» **What to work on**:
Copy the data word for word, keeping every line.

Some records:
-----

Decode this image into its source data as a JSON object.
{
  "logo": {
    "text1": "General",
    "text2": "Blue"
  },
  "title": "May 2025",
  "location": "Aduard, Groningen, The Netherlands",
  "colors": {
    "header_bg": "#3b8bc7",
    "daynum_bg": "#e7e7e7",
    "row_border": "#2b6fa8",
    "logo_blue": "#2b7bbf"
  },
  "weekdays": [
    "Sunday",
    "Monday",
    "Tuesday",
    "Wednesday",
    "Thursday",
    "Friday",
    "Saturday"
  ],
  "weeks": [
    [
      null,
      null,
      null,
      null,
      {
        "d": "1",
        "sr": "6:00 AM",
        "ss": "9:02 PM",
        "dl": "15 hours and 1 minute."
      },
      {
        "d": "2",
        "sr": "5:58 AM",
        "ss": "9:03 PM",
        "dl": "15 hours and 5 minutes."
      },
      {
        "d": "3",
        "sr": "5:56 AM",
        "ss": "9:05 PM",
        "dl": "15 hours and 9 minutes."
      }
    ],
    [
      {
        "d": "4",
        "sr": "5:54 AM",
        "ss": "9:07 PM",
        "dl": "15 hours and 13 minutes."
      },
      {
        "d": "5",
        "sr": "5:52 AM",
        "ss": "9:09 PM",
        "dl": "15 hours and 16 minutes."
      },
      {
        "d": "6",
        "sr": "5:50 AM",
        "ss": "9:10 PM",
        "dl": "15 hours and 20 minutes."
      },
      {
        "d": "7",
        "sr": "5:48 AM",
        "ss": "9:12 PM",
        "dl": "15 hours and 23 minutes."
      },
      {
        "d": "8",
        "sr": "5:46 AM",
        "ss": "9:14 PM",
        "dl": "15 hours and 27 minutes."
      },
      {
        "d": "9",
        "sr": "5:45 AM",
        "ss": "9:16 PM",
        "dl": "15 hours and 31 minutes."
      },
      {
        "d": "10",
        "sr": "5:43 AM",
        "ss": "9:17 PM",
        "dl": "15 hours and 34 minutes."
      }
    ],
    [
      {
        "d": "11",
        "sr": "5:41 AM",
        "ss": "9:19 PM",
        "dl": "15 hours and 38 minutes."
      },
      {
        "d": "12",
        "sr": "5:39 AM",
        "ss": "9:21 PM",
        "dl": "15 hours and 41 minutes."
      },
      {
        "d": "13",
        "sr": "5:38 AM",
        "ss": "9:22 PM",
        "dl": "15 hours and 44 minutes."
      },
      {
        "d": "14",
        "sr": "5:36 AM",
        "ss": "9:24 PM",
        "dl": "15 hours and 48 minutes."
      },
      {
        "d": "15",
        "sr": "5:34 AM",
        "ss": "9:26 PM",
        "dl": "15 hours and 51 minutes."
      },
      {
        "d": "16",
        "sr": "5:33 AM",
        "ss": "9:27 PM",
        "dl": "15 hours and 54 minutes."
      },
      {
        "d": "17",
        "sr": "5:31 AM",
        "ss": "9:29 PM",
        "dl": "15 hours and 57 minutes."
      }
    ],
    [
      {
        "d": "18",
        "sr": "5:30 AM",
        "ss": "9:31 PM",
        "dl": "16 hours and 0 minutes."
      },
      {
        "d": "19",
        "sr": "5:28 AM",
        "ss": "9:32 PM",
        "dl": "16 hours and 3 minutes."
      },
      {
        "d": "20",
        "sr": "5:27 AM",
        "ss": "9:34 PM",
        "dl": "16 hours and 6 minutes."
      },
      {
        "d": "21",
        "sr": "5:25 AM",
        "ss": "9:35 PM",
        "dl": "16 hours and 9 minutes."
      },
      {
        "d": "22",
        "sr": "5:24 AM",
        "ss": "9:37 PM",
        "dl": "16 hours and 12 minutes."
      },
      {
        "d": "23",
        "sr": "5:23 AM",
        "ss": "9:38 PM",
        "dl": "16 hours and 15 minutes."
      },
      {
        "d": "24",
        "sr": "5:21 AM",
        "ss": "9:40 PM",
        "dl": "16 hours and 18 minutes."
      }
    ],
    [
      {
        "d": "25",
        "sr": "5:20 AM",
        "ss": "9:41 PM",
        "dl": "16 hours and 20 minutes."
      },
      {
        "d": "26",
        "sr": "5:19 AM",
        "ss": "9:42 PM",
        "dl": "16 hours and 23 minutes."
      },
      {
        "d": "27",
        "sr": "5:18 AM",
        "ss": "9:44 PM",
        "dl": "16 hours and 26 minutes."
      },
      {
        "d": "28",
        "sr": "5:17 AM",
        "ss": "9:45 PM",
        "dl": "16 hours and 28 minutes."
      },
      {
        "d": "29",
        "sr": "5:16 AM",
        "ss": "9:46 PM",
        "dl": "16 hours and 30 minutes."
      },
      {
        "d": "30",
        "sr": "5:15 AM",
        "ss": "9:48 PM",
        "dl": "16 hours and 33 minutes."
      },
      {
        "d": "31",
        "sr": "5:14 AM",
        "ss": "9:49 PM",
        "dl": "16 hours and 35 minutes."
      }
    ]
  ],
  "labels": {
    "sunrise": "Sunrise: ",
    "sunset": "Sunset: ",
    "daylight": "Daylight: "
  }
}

-----

» **Solution**:
Decode this image into its source data as a JSON object.
{
  "logo": {
    "text1": "General",
    "text2": "Blue"
  },
  "title": "May 2025",
  "location": "Aduard, Groningen, The Netherlands",
  "colors": {
    "header_bg": "#3b8bc7",
    "daynum_bg": "#e7e7e7",
    "row_border": "#2b6fa8",
    "logo_blue": "#2b7bbf"
  },
  "weekdays": [
    "Sunday",
    "Monday",
    "Tuesday",
    "Wednesday",
    "Thursday",
    "Friday",
    "Saturday"
  ],
  "weeks": [
    [
      null,
      null,
      null,
      null,
      {
        "d": "1",
        "sr": "6:00 AM",
        "ss": "9:02 PM",
        "dl": "15 hours and 1 minute."
      },
      {
        "d": "2",
        "sr": "5:58 AM",
        "ss": "9:03 PM",
        "dl": "15 hours and 5 minutes."
      },
      {
        "d": "3",
        "sr": "5:56 AM",
        "ss": "9:05 PM",
        "dl": "15 hours and 9 minutes."
      }
    ],
    [
      {
        "d": "4",
        "sr": "5:54 AM",
        "ss": "9:07 PM",
        "dl": "15 hours and 13 minutes."
      },
      {
        "d": "5",
        "sr": "5:52 AM",
        "ss": "9:09 PM",
        "dl": "15 hours and 16 minutes."
      },
      {
        "d": "6",
        "sr": "5:50 AM",
        "ss": "9:10 PM",
        "dl": "15 hours and 20 minutes."
      },
      {
        "d": "7",
        "sr": "5:48 AM",
        "ss": "9:12 PM",
        "dl": "15 hours and 23 minutes."
      },
      {
        "d": "8",
        "sr": "5:46 AM",
        "ss": "9:14 PM",
        "dl": "15 hours and 27 minutes."
      },
      {
        "d": "9",
        "sr": "5:45 AM",
        "ss": "9:16 PM",
        "dl": "15 hours and 31 minutes."
      },
      {
        "d": "10",
        "sr": "5:43 AM",
        "ss": "9:17 PM",
        "dl": "15 hours and 34 minutes."
      }
    ],
    [
      {
        "d": "11",
        "sr": "5:41 AM",
        "ss": "9:19 PM",
        "dl": "15 hours and 38 minutes."
      },
      {
        "d": "12",
        "sr": "5:39 AM",
        "ss": "9:21 PM",
        "dl": "15 hours and 41 minutes."
      },
      {
        "d": "13",
        "sr": "5:38 AM",
        "ss": "9:22 PM",
        "dl": "15 hours and 44 minutes."
      },
      {
        "d": "14",
        "sr": "5:36 AM",
        "ss": "9:24 PM",
        "dl": "15 hours and 48 minutes."
      },
      {
        "d": "15",
        "sr": "5:34 AM",
        "ss": "9:26 PM",
        "dl": "15 hours and 51 minutes."
      },
      {
        "d": "16",
        "sr": "5:33 AM",
        "ss": "9:27 PM",
        "dl": "15 hours and 54 minutes."
      },
      {
        "d": "17",
        "sr": "5:31 AM",
        "ss": "9:29 PM",
        "dl": "15 hours and 57 minutes."
      }
    ],
    [
      {
        "d": "18",
        "sr": "5:30 AM",
        "ss": "9:31 PM",
        "dl": "16 hours and 0 minutes."
      },
      {
        "d": "19",
        "sr": "5:28 AM",
        "ss": "9:32 PM",
        "dl": "16 hours and 3 minutes."
      },
      {
        "d": "20",
        "sr": "5:27 AM",
        "ss": "9:34 PM",
        "dl": "16 hours and 6 minutes."
      },
      {
        "d": "21",
        "sr": "5:25 AM",
        "ss": "9:35 PM",
        "dl": "16 hours and 9 minutes."
      },
      {
        "d": "22",
        "sr": "5:24 AM",
        "ss": "9:37 PM",
        "dl": "16 hours and 12 minutes."
      },
      {
        "d": "23",
        "sr": "5:23 AM",
        "ss": "9:38 PM",
        "dl": "16 hours and 15 minutes."
      },
      {
        "d": "24",
        "sr": "5:21 AM",
        "ss": "9:40 PM",
        "dl": "16 hours and 18 minutes."
      }
    ],
    [
      {
        "d": "25",
        "sr": "5:20 AM",
        "ss": "9:41 PM",
        "dl": "16 hours and 20 minutes."
      },
      {
        "d": "26",
        "sr": "5:19 AM",
        "ss": "9:42 PM",
        "dl": "16 hours and 23 minutes."
      },
      {
        "d": "27",
        "sr": "5:18 AM",
        "ss": "9:44 PM",
        "dl": "16 hours and 26 minutes."
      },
      {
        "d": "28",
        "sr": "5:17 AM",
        "ss": "9:45 PM",
        "dl": "16 hours and 28 minutes."
      },
      {
        "d": "29",
        "sr": "5:16 AM",
        "ss": "9:46 PM",
        "dl": "16 hours and 30 minutes."
      },
      {
        "d": "30",
        "sr": "5:15 AM",
        "ss": "9:48 PM",
        "dl": "16 hours and 33 minutes."
      },
      {
        "d": "31",
        "sr": "5:14 AM",
        "ss": "9:49 PM",
        "dl": "16 hours and 35 minutes."
      }
    ]
  ],
  "labels": {
    "sunrise": "Sunrise: ",
    "sunset": "Sunset: ",
    "daylight": "Daylight: "
  }
}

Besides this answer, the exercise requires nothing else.